Entries with figure data
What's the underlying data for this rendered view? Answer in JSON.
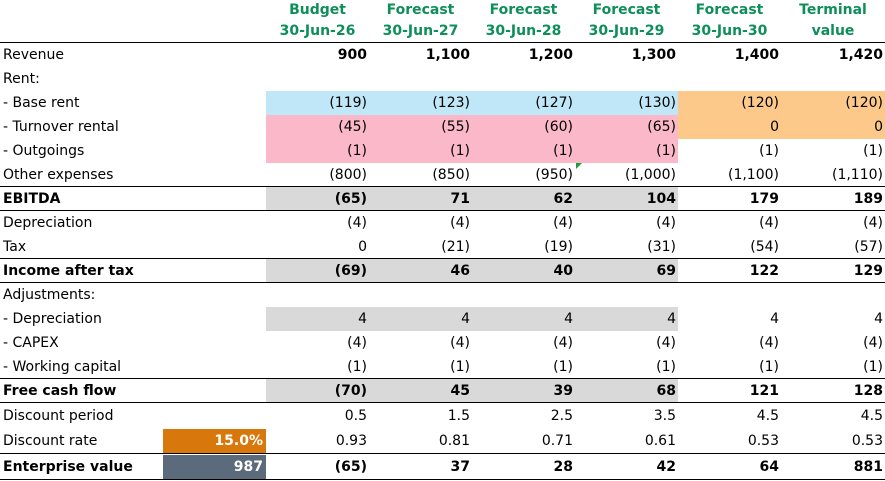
{
  "header": {
    "line1": [
      "Budget",
      "Forecast",
      "Forecast",
      "Forecast",
      "Forecast",
      "Terminal"
    ],
    "line2": [
      "30-Jun-26",
      "30-Jun-27",
      "30-Jun-28",
      "30-Jun-29",
      "30-Jun-30",
      "value"
    ]
  },
  "rows": {
    "revenue": {
      "label": "Revenue",
      "values": [
        "900",
        "1,100",
        "1,200",
        "1,300",
        "1,400",
        "1,420"
      ]
    },
    "rent": {
      "label": "Rent:"
    },
    "base_rent": {
      "label": "- Base rent",
      "values": [
        "(119)",
        "(123)",
        "(127)",
        "(130)",
        "(120)",
        "(120)"
      ]
    },
    "turnover_rental": {
      "label": "- Turnover rental",
      "values": [
        "(45)",
        "(55)",
        "(60)",
        "(65)",
        "0",
        "0"
      ]
    },
    "outgoings": {
      "label": "- Outgoings",
      "values": [
        "(1)",
        "(1)",
        "(1)",
        "(1)",
        "(1)",
        "(1)"
      ]
    },
    "other_expenses": {
      "label": "Other expenses",
      "values": [
        "(800)",
        "(850)",
        "(950)",
        "(1,000)",
        "(1,100)",
        "(1,110)"
      ]
    },
    "ebitda": {
      "label": "EBITDA",
      "values": [
        "(65)",
        "71",
        "62",
        "104",
        "179",
        "189"
      ]
    },
    "depreciation": {
      "label": "Depreciation",
      "values": [
        "(4)",
        "(4)",
        "(4)",
        "(4)",
        "(4)",
        "(4)"
      ]
    },
    "tax": {
      "label": "Tax",
      "values": [
        "0",
        "(21)",
        "(19)",
        "(31)",
        "(54)",
        "(57)"
      ]
    },
    "income_after_tax": {
      "label": "Income after tax",
      "values": [
        "(69)",
        "46",
        "40",
        "69",
        "122",
        "129"
      ]
    },
    "adjustments": {
      "label": "Adjustments:"
    },
    "adj_depreciation": {
      "label": "- Depreciation",
      "values": [
        "4",
        "4",
        "4",
        "4",
        "4",
        "4"
      ]
    },
    "capex": {
      "label": "- CAPEX",
      "values": [
        "(4)",
        "(4)",
        "(4)",
        "(4)",
        "(4)",
        "(4)"
      ]
    },
    "working_capital": {
      "label": "- Working capital",
      "values": [
        "(1)",
        "(1)",
        "(1)",
        "(1)",
        "(1)",
        "(1)"
      ]
    },
    "free_cash_flow": {
      "label": "Free cash flow",
      "values": [
        "(70)",
        "45",
        "39",
        "68",
        "121",
        "128"
      ]
    },
    "discount_period": {
      "label": "Discount period",
      "values": [
        "0.5",
        "1.5",
        "2.5",
        "3.5",
        "4.5",
        "4.5"
      ]
    },
    "discount_rate": {
      "label": "Discount rate",
      "input": "15.0%",
      "values": [
        "0.93",
        "0.81",
        "0.71",
        "0.61",
        "0.53",
        "0.53"
      ]
    },
    "enterprise_value": {
      "label": "Enterprise value",
      "input": "987",
      "values": [
        "(65)",
        "37",
        "28",
        "42",
        "64",
        "881"
      ]
    }
  },
  "colors": {
    "header_text": "#0e8f5a",
    "base_rent_fill": "#bfe7f7",
    "turnover_fill": "#fbb8c9",
    "terminal_rent_fill": "#fdc98b",
    "subtotal_fill": "#d9d9d9",
    "discount_rate_fill": "#d8770b",
    "enterprise_value_fill": "#5b6b7c"
  }
}
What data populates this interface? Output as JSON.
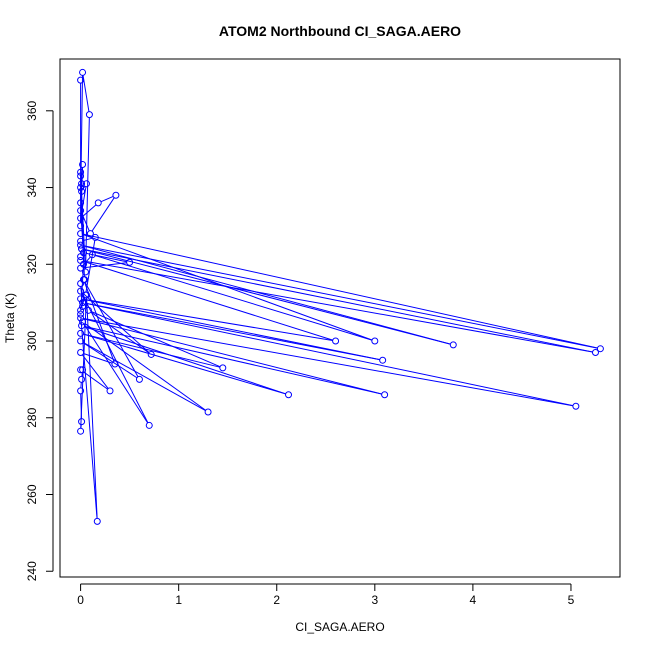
{
  "chart_data": {
    "type": "line",
    "title": "ATOM2 Northbound CI_SAGA.AERO",
    "xlabel": "CI_SAGA.AERO",
    "ylabel": "Theta (K)",
    "xlim": [
      -0.21,
      5.5
    ],
    "ylim": [
      238.5,
      373.5
    ],
    "xticks": [
      0,
      1,
      2,
      3,
      4,
      5
    ],
    "yticks": [
      240,
      260,
      280,
      300,
      320,
      340,
      360
    ],
    "grid": false,
    "color": "#0000ff",
    "series": [
      {
        "points": [
          [
            0.0,
            368.0
          ],
          [
            0.0,
            330.0
          ],
          [
            0.02,
            346.0
          ],
          [
            0.0,
            336.0
          ],
          [
            0.02,
            370.0
          ],
          [
            0.09,
            359.0
          ],
          [
            0.05,
            318.0
          ],
          [
            0.0,
            344.0
          ],
          [
            0.01,
            339.0
          ],
          [
            0.06,
            341.0
          ],
          [
            0.0,
            332.0
          ],
          [
            0.18,
            336.0
          ],
          [
            0.36,
            338.0
          ],
          [
            0.1,
            328.0
          ],
          [
            0.0,
            334.0
          ],
          [
            0.03,
            323.0
          ],
          [
            0.5,
            320.5
          ],
          [
            0.0,
            319.0
          ],
          [
            0.12,
            322.5
          ],
          [
            3.0,
            300.0
          ],
          [
            0.0,
            328.0
          ],
          [
            5.3,
            298.0
          ],
          [
            0.0,
            325.0
          ],
          [
            3.8,
            299.0
          ],
          [
            0.01,
            324.0
          ],
          [
            5.25,
            297.0
          ],
          [
            0.0,
            321.0
          ],
          [
            2.6,
            300.0
          ],
          [
            0.0,
            311.0
          ],
          [
            3.08,
            295.0
          ],
          [
            0.02,
            310.0
          ],
          [
            5.05,
            283.0
          ],
          [
            0.0,
            306.0
          ],
          [
            3.1,
            286.0
          ],
          [
            0.01,
            304.0
          ],
          [
            2.12,
            286.0
          ],
          [
            0.0,
            302.0
          ],
          [
            1.45,
            293.0
          ],
          [
            0.08,
            308.0
          ],
          [
            0.72,
            296.5
          ],
          [
            0.0,
            313.0
          ],
          [
            0.7,
            278.0
          ],
          [
            0.02,
            305.0
          ],
          [
            1.3,
            281.5
          ],
          [
            0.0,
            300.0
          ],
          [
            0.6,
            290.0
          ],
          [
            0.03,
            316.0
          ],
          [
            0.35,
            294.0
          ],
          [
            0.0,
            297.0
          ],
          [
            0.3,
            287.0
          ],
          [
            0.0,
            292.5
          ],
          [
            0.02,
            292.5
          ],
          [
            0.01,
            290.0
          ],
          [
            0.0,
            287.0
          ],
          [
            0.01,
            279.0
          ],
          [
            0.0,
            276.5
          ],
          [
            0.06,
            312.0
          ],
          [
            0.17,
            253.0
          ],
          [
            0.0,
            307.0
          ],
          [
            0.03,
            320.0
          ],
          [
            0.0,
            343.0
          ],
          [
            0.01,
            341.0
          ],
          [
            0.0,
            340.0
          ],
          [
            0.04,
            316.0
          ],
          [
            0.0,
            315.0
          ],
          [
            0.02,
            309.0
          ],
          [
            0.0,
            308.0
          ],
          [
            0.05,
            312.0
          ],
          [
            0.15,
            327.0
          ],
          [
            0.0,
            326.0
          ],
          [
            0.01,
            324.0
          ],
          [
            0.0,
            322.0
          ]
        ]
      }
    ]
  }
}
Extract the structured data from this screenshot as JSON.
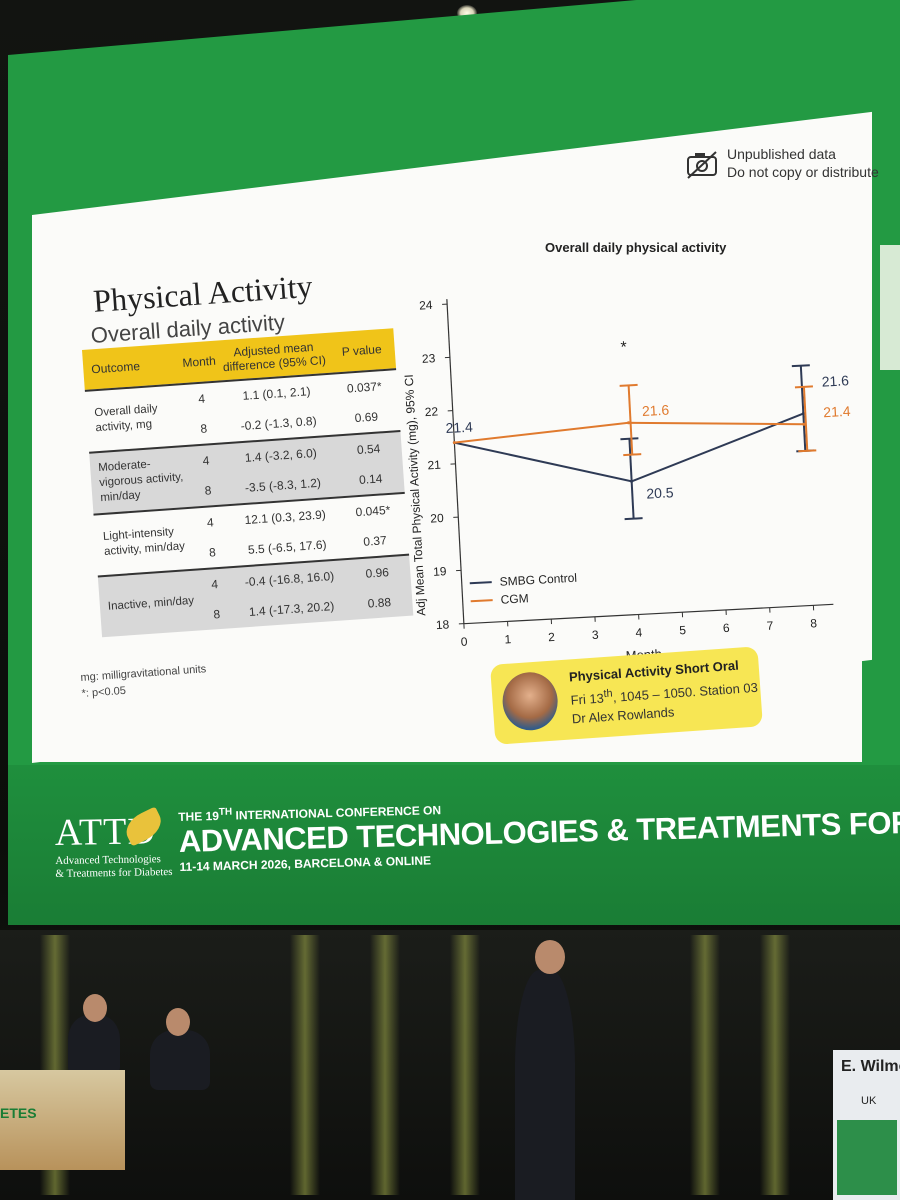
{
  "watermark": {
    "line1": "Unpublished data",
    "line2": "Do not copy or distribute",
    "icon": "no-camera-icon"
  },
  "slide": {
    "title": "Physical Activity",
    "subtitle": "Overall daily activity"
  },
  "table": {
    "headers": [
      "Outcome",
      "Month",
      "Adjusted mean difference (95% CI)",
      "P value"
    ],
    "groups": [
      {
        "outcome": "Overall daily activity, mg",
        "rows": [
          {
            "month": "4",
            "diff": "1.1 (0.1, 2.1)",
            "p": "0.037*"
          },
          {
            "month": "8",
            "diff": "-0.2 (-1.3, 0.8)",
            "p": "0.69"
          }
        ]
      },
      {
        "outcome": "Moderate-vigorous activity, min/day",
        "rows": [
          {
            "month": "4",
            "diff": "1.4 (-3.2, 6.0)",
            "p": "0.54"
          },
          {
            "month": "8",
            "diff": "-3.5 (-8.3, 1.2)",
            "p": "0.14"
          }
        ]
      },
      {
        "outcome": "Light-intensity activity, min/day",
        "rows": [
          {
            "month": "4",
            "diff": "12.1 (0.3, 23.9)",
            "p": "0.045*"
          },
          {
            "month": "8",
            "diff": "5.5 (-6.5, 17.6)",
            "p": "0.37"
          }
        ]
      },
      {
        "outcome": "Inactive, min/day",
        "rows": [
          {
            "month": "4",
            "diff": "-0.4 (-16.8, 16.0)",
            "p": "0.96"
          },
          {
            "month": "8",
            "diff": "1.4 (-17.3, 20.2)",
            "p": "0.88"
          }
        ]
      }
    ],
    "note1": "mg: milligravitational units",
    "note2": "*: p<0.05"
  },
  "chart_data": {
    "type": "line",
    "title": "Overall daily physical activity",
    "xlabel": "Month",
    "ylabel": "Adj Mean Total Physical Activity (mg), 95% CI",
    "x_ticks": [
      0,
      1,
      2,
      3,
      4,
      5,
      6,
      7,
      8
    ],
    "y_ticks": [
      18,
      19,
      20,
      21,
      22,
      23,
      24
    ],
    "xlim": [
      0,
      8
    ],
    "ylim": [
      18,
      24
    ],
    "significance_marker": "*",
    "series": [
      {
        "name": "SMBG Control",
        "color": "#2e3a55",
        "x": [
          0,
          4,
          8
        ],
        "y": [
          21.4,
          20.5,
          21.6
        ],
        "ci_low": [
          null,
          19.8,
          20.9
        ],
        "ci_high": [
          null,
          21.3,
          22.5
        ],
        "labels": [
          "21.4",
          "20.5",
          "21.6"
        ]
      },
      {
        "name": "CGM",
        "color": "#e07a2e",
        "x": [
          0,
          4,
          8
        ],
        "y": [
          21.4,
          21.6,
          21.4
        ],
        "ci_low": [
          null,
          21.0,
          20.9
        ],
        "ci_high": [
          null,
          22.3,
          22.1
        ],
        "labels": [
          "",
          "21.6",
          "21.4"
        ]
      }
    ]
  },
  "promo": {
    "title": "Physical Activity Short Oral",
    "line1_pre": "Fri 13",
    "line1_sup": "th",
    "line1_post": ", 1045 – 1050. Station 03",
    "line2": "Dr Alex Rowlands"
  },
  "conference": {
    "logo": "ATTD",
    "logo_sub1": "Advanced Technologies",
    "logo_sub2": "& Treatments for Diabetes",
    "line1_pre": "THE 19",
    "line1_sup": "TH",
    "line1_post": " INTERNATIONAL CONFERENCE ON",
    "line2": "ADVANCED TECHNOLOGIES & TREATMENTS FOR DIABET",
    "line3": "11-14 MARCH 2026, BARCELONA & ONLINE"
  },
  "stage": {
    "desk_text": "ETES",
    "podium_name": "E. Wilmot",
    "podium_country": "UK"
  }
}
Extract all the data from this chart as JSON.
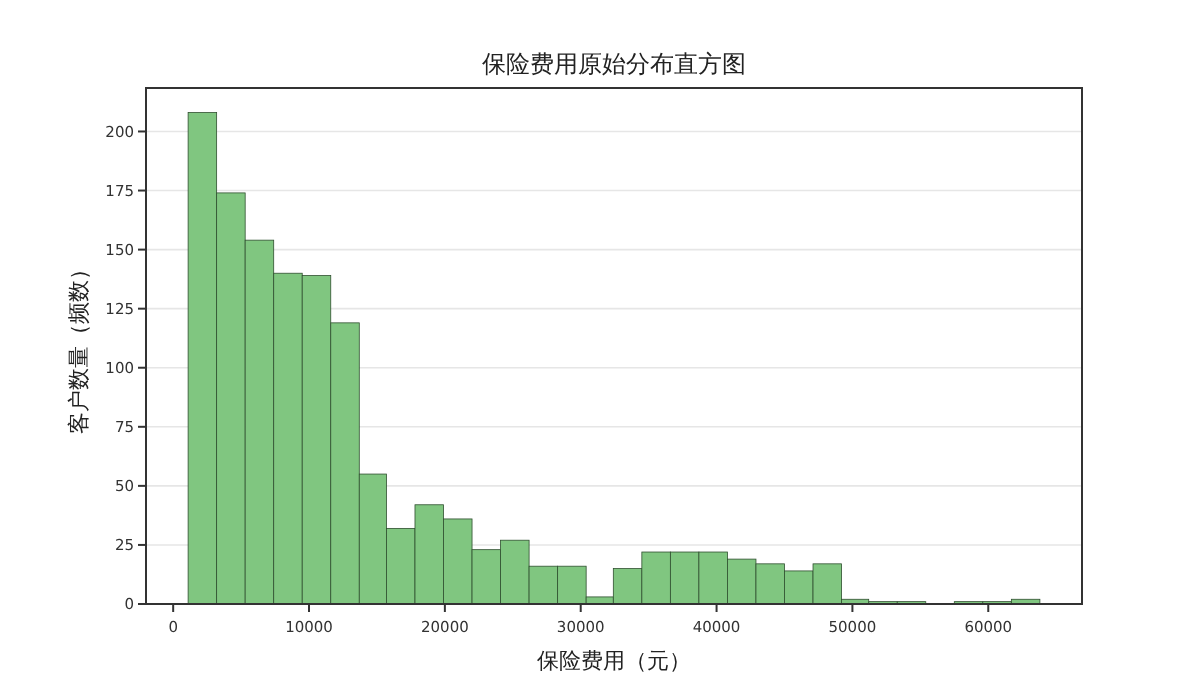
{
  "chart_data": {
    "type": "histogram",
    "title": "保险费用原始分布直方图",
    "xlabel": "保险费用（元）",
    "ylabel": "客户数量（频数）",
    "bins": [
      1100,
      3200,
      5300,
      7400,
      9500,
      11600,
      13700,
      15700,
      17800,
      19900,
      22000,
      24100,
      26200,
      28300,
      30400,
      32400,
      34500,
      36600,
      38700,
      40800,
      42900,
      45000,
      47100,
      49200,
      51200,
      53300,
      55400,
      57500,
      59600,
      61700,
      63800
    ],
    "values": [
      208,
      174,
      154,
      140,
      139,
      119,
      55,
      32,
      42,
      36,
      23,
      27,
      16,
      16,
      3,
      15,
      22,
      22,
      22,
      19,
      17,
      14,
      17,
      2,
      1,
      1,
      0,
      1,
      1,
      2
    ],
    "color": "#80c680",
    "xlim": [
      -2000,
      66900
    ],
    "ylim": [
      0,
      218.4
    ],
    "xticks": [
      0,
      10000,
      20000,
      30000,
      40000,
      50000,
      60000
    ],
    "yticks": [
      0,
      25,
      50,
      75,
      100,
      125,
      150,
      175,
      200
    ],
    "grid": "y"
  }
}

**Set task:** Read the data above and count the lines that include "Overall". Answer only with the count.

**Output for this exercise:** 3